● Available records:
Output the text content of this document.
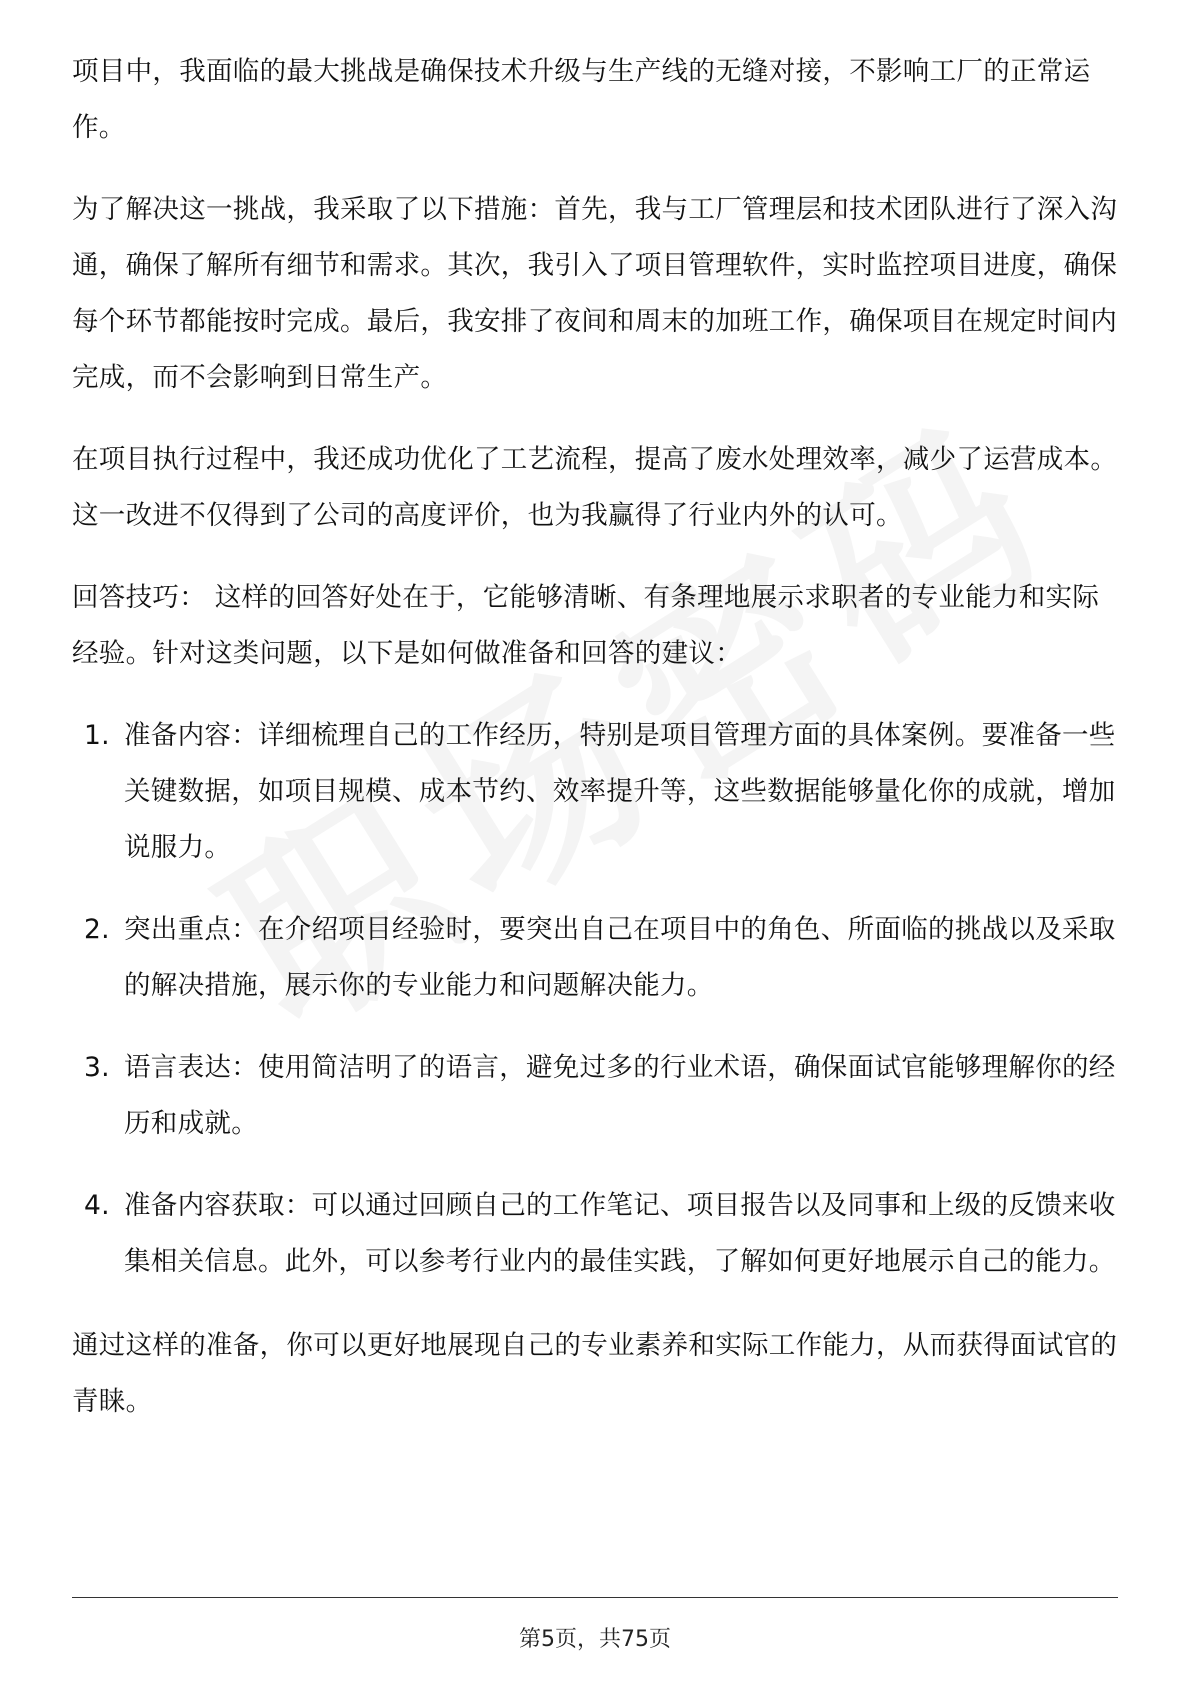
项目中，我面临的最大挑战是确保技术升级与生产线的无缝对接，不影响工厂的正常运作。

为了解决这一挑战，我采取了以下措施：首先，我与工厂管理层和技术团队进行了深入沟通，确保了解所有细节和需求。其次，我引入了项目管理软件，实时监控项目进度，确保每个环节都能按时完成。最后，我安排了夜间和周末的加班工作，确保项目在规定时间内完成，而不会影响到日常生产。

在项目执行过程中，我还成功优化了工艺流程，提高了废水处理效率，减少了运营成本。这一改进不仅得到了公司的高度评价，也为我赢得了行业内外的认可。

回答技巧： 这样的回答好处在于，它能够清晰、有条理地展示求职者的专业能力和实际经验。针对这类问题，以下是如何做准备和回答的建议：

1. 准备内容：详细梳理自己的工作经历，特别是项目管理方面的具体案例。要准备一些关键数据，如项目规模、成本节约、效率提升等，这些数据能够量化你的成就，增加说服力。
2. 突出重点：在介绍项目经验时，要突出自己在项目中的角色、所面临的挑战以及采取的解决措施，展示你的专业能力和问题解决能力。
3. 语言表达：使用简洁明了的语言，避免过多的行业术语，确保面试官能够理解你的经历和成就。
4. 准备内容获取：可以通过回顾自己的工作笔记、项目报告以及同事和上级的反馈来收集相关信息。此外，可以参考行业内的最佳实践，了解如何更好地展示自己的能力。

通过这样的准备，你可以更好地展现自己的专业素养和实际工作能力，从而获得面试官的青睐。

第5页，共75页
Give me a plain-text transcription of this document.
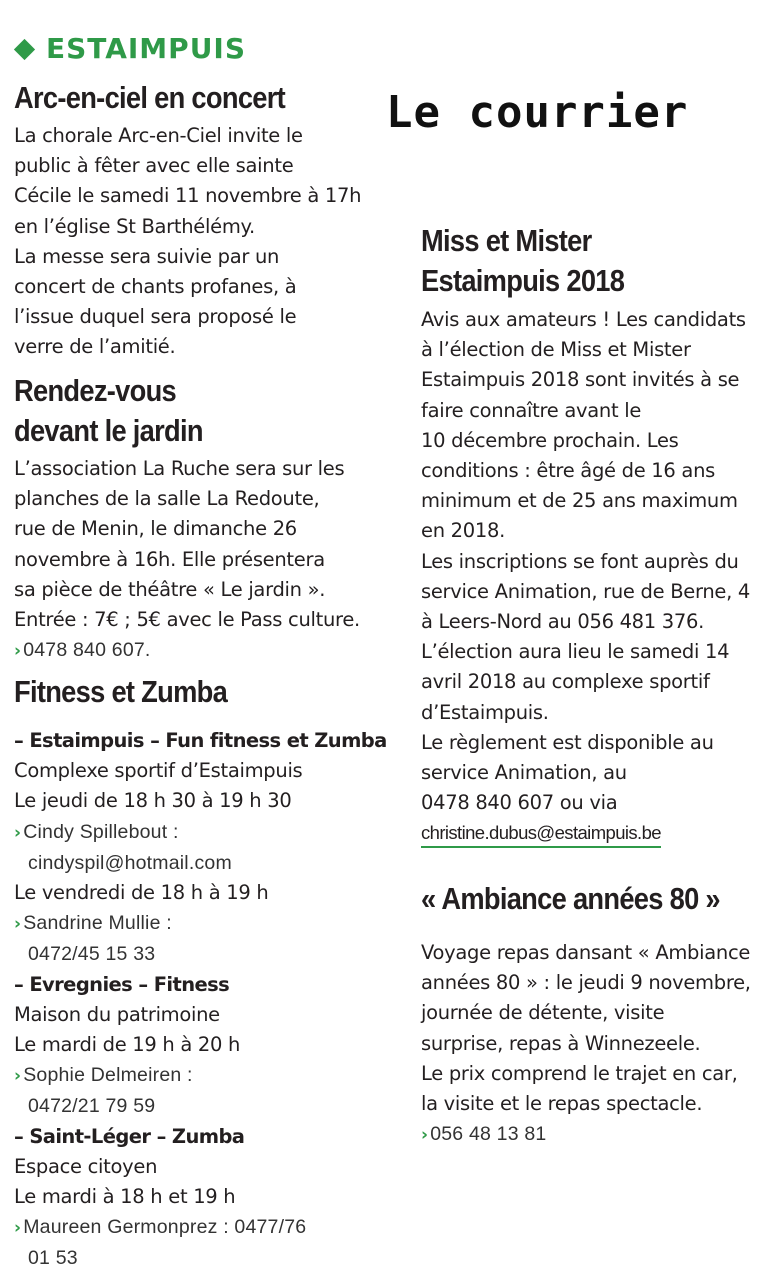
ESTAIMPUIS
Le courrier
Arc-en-ciel en concert
La chorale Arc-en-Ciel invite le
public à fêter avec elle sainte
Cécile le samedi 11 novembre à 17h
en l’église St Barthélémy.
La messe sera suivie par un
concert de chants profanes, à
l’issue duquel sera proposé le
verre de l’amitié.
Rendez-vous
devant le jardin
L’association La Ruche sera sur les
planches de la salle La Redoute,
rue de Menin, le dimanche 26
novembre à 16h. Elle présentera
sa pièce de théâtre « Le jardin ».
Entrée : 7€ ; 5€ avec le Pass culture.
› 0478 840 607.
Fitness et Zumba
– Estaimpuis – Fun fitness et Zumba
Complexe sportif d’Estaimpuis
Le jeudi de 18 h 30 à 19 h 30
› Cindy Spillebout :
cindyspil@hotmail.com
Le vendredi de 18 h à 19 h
› Sandrine Mullie :
0472/45 15 33
– Evregnies – Fitness
Maison du patrimoine
Le mardi de 19 h à 20 h
› Sophie Delmeiren :
0472/21 79 59
– Saint-Léger – Zumba
Espace citoyen
Le mardi à 18 h et 19 h
› Maureen Germonprez : 0477/76
01 53
Miss et Mister
Estaimpuis 2018
Avis aux amateurs ! Les candidats
à l’élection de Miss et Mister
Estaimpuis 2018 sont invités à se
faire connaître avant le
10 décembre prochain. Les
conditions : être âgé de 16 ans
minimum et de 25 ans maximum
en 2018.
Les inscriptions se font auprès du
service Animation, rue de Berne, 4
à Leers-Nord au 056 481 376.
L’élection aura lieu le samedi 14
avril 2018 au complexe sportif
d’Estaimpuis.
Le règlement est disponible au
service Animation, au
0478 840 607 ou via
christine.dubus@estaimpuis.be
« Ambiance années 80 »
Voyage repas dansant « Ambiance
années 80 » : le jeudi 9 novembre,
journée de détente, visite
surprise, repas à Winnezeele.
Le prix comprend le trajet en car,
la visite et le repas spectacle.
› 056 48 13 81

● What you should do: Reproduce precisely the lines of the listing above, from the line containing "Give me a plain-text" to the last line, both ends included. Pictures are to be omitted.

● Exercise response:
Give me a plain-text transcription of this document.
ESTAIMPUIS
Le courrier
Arc-en-ciel en concert
La chorale Arc-en-Ciel invite le
public à fêter avec elle sainte
Cécile le samedi 11 novembre à 17h
en l’église St Barthélémy.
La messe sera suivie par un
concert de chants profanes, à
l’issue duquel sera proposé le
verre de l’amitié.
Rendez-vous
devant le jardin
L’association La Ruche sera sur les
planches de la salle La Redoute,
rue de Menin, le dimanche 26
novembre à 16h. Elle présentera
sa pièce de théâtre « Le jardin ».
Entrée : 7€ ; 5€ avec le Pass culture.
› 0478 840 607.
Fitness et Zumba
– Estaimpuis – Fun fitness et Zumba
Complexe sportif d’Estaimpuis
Le jeudi de 18 h 30 à 19 h 30
› Cindy Spillebout :
cindyspil@hotmail.com
Le vendredi de 18 h à 19 h
› Sandrine Mullie :
0472/45 15 33
– Evregnies – Fitness
Maison du patrimoine
Le mardi de 19 h à 20 h
› Sophie Delmeiren :
0472/21 79 59
– Saint-Léger – Zumba
Espace citoyen
Le mardi à 18 h et 19 h
› Maureen Germonprez : 0477/76
01 53
Miss et Mister
Estaimpuis 2018
Avis aux amateurs ! Les candidats
à l’élection de Miss et Mister
Estaimpuis 2018 sont invités à se
faire connaître avant le
10 décembre prochain. Les
conditions : être âgé de 16 ans
minimum et de 25 ans maximum
en 2018.
Les inscriptions se font auprès du
service Animation, rue de Berne, 4
à Leers-Nord au 056 481 376.
L’élection aura lieu le samedi 14
avril 2018 au complexe sportif
d’Estaimpuis.
Le règlement est disponible au
service Animation, au
0478 840 607 ou via
christine.dubus@estaimpuis.be
« Ambiance années 80 »
Voyage repas dansant « Ambiance
années 80 » : le jeudi 9 novembre,
journée de détente, visite
surprise, repas à Winnezeele.
Le prix comprend le trajet en car,
la visite et le repas spectacle.
› 056 48 13 81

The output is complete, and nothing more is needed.